**Supplied records**

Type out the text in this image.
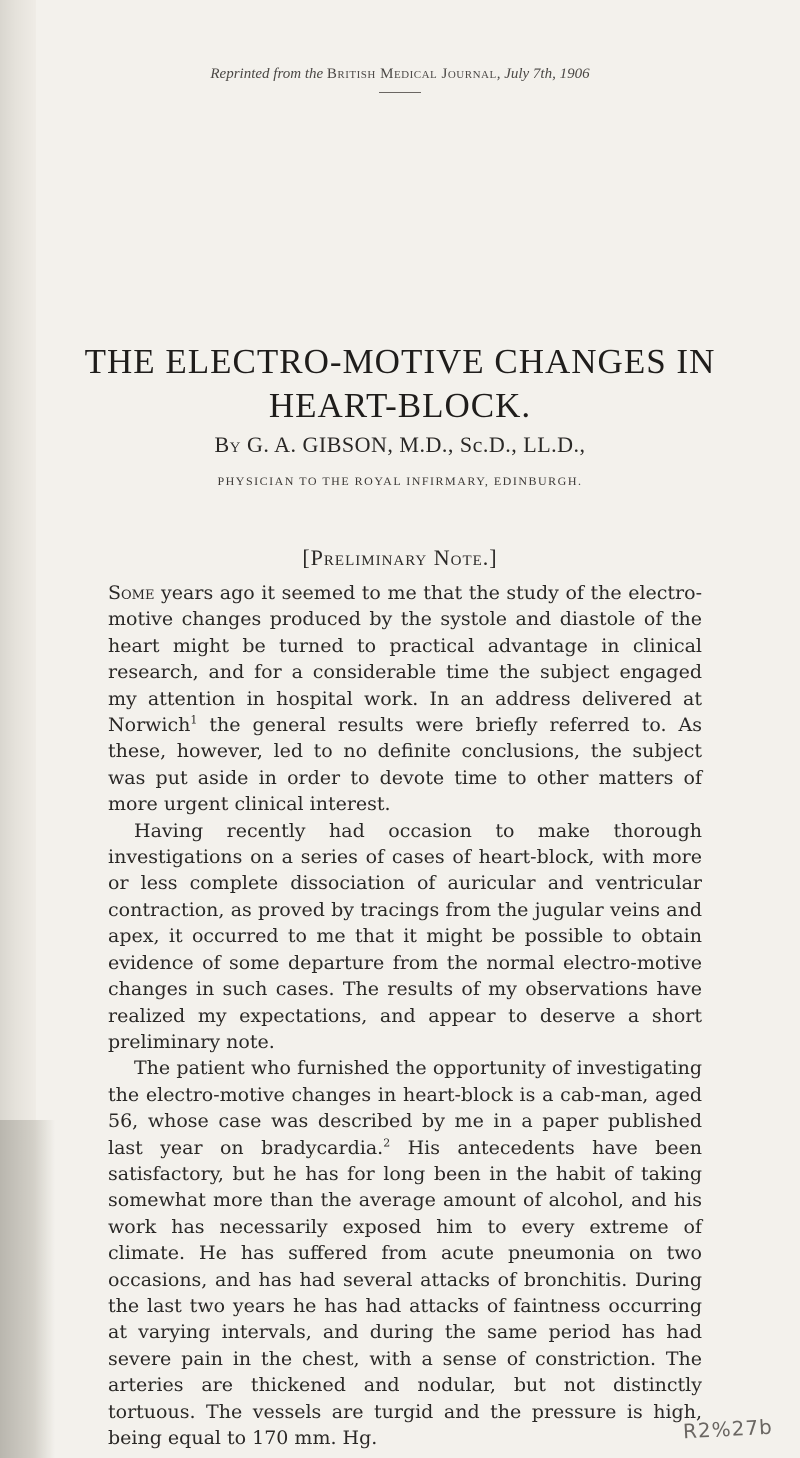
Reprinted from the British Medical Journal, July 7th, 1906
THE ELECTRO-MOTIVE CHANGES IN
HEART-BLOCK.
By G. A. GIBSON, M.D., Sc.D., LL.D.,
PHYSICIAN TO THE ROYAL INFIRMARY, EDINBURGH.
[Preliminary Note.]

Some years ago it seemed to me that the study of the electro-motive changes produced by the systole and diastole of the heart might be turned to practical advantage in clinical research, and for a considerable time the subject engaged my attention in hospital work. In an address delivered at Norwich$^1$ the general results were briefly referred to. As these, however, led to no definite conclusions, the subject was put aside in order to devote time to other matters of more urgent clinical interest.

Having recently had occasion to make thorough investigations on a series of cases of heart-block, with more or less complete dissociation of auricular and ventricular contraction, as proved by tracings from the jugular veins and apex, it occurred to me that it might be possible to obtain evidence of some departure from the normal electro-motive changes in such cases. The results of my observations have realized my expectations, and appear to deserve a short preliminary note.

The patient who furnished the opportunity of investigating the electro-motive changes in heart-block is a cab-man, aged 56, whose case was described by me in a paper published last year on bradycardia.$^2$ His antecedents have been satisfactory, but he has for long been in the habit of taking somewhat more than the average amount of alcohol, and his work has necessarily exposed him to every extreme of climate. He has suffered from acute pneumonia on two occasions, and has had several attacks of bronchitis. During the last two years he has had attacks of faintness occurring at varying intervals, and during the same period has had severe pain in the chest, with a sense of constriction. The arteries are thickened and nodular, but not distinctly tortuous. The vessels are turgid and the pressure is high, being equal to 170 mm. Hg.	R2%27b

**Problem details**
Write out the entries above verbatim; the pictures do not belong in your copy.

**Output**
Type out the text in this image.
Reprinted from the British Medical Journal, July 7th, 1906
THE ELECTRO-MOTIVE CHANGES IN
HEART-BLOCK.
By G. A. GIBSON, M.D., Sc.D., LL.D.,
PHYSICIAN TO THE ROYAL INFIRMARY, EDINBURGH.
[Preliminary Note.]

Some years ago it seemed to me that the study of the electro-motive changes produced by the systole and diastole of the heart might be turned to practical advantage in clinical research, and for a considerable time the subject engaged my attention in hospital work. In an address delivered at Norwich$^1$ the general results were briefly referred to. As these, however, led to no definite conclusions, the subject was put aside in order to devote time to other matters of more urgent clinical interest.

Having recently had occasion to make thorough investigations on a series of cases of heart-block, with more or less complete dissociation of auricular and ventricular contraction, as proved by tracings from the jugular veins and apex, it occurred to me that it might be possible to obtain evidence of some departure from the normal electro-motive changes in such cases. The results of my observations have realized my expectations, and appear to deserve a short preliminary note.

The patient who furnished the opportunity of investigating the electro-motive changes in heart-block is a cab-man, aged 56, whose case was described by me in a paper published last year on bradycardia.$^2$ His antecedents have been satisfactory, but he has for long been in the habit of taking somewhat more than the average amount of alcohol, and his work has necessarily exposed him to every extreme of climate. He has suffered from acute pneumonia on two occasions, and has had several attacks of bronchitis. During the last two years he has had attacks of faintness occurring at varying intervals, and during the same period has had severe pain in the chest, with a sense of constriction. The arteries are thickened and nodular, but not distinctly tortuous. The vessels are turgid and the pressure is high, being equal to 170 mm. Hg.	R2%27b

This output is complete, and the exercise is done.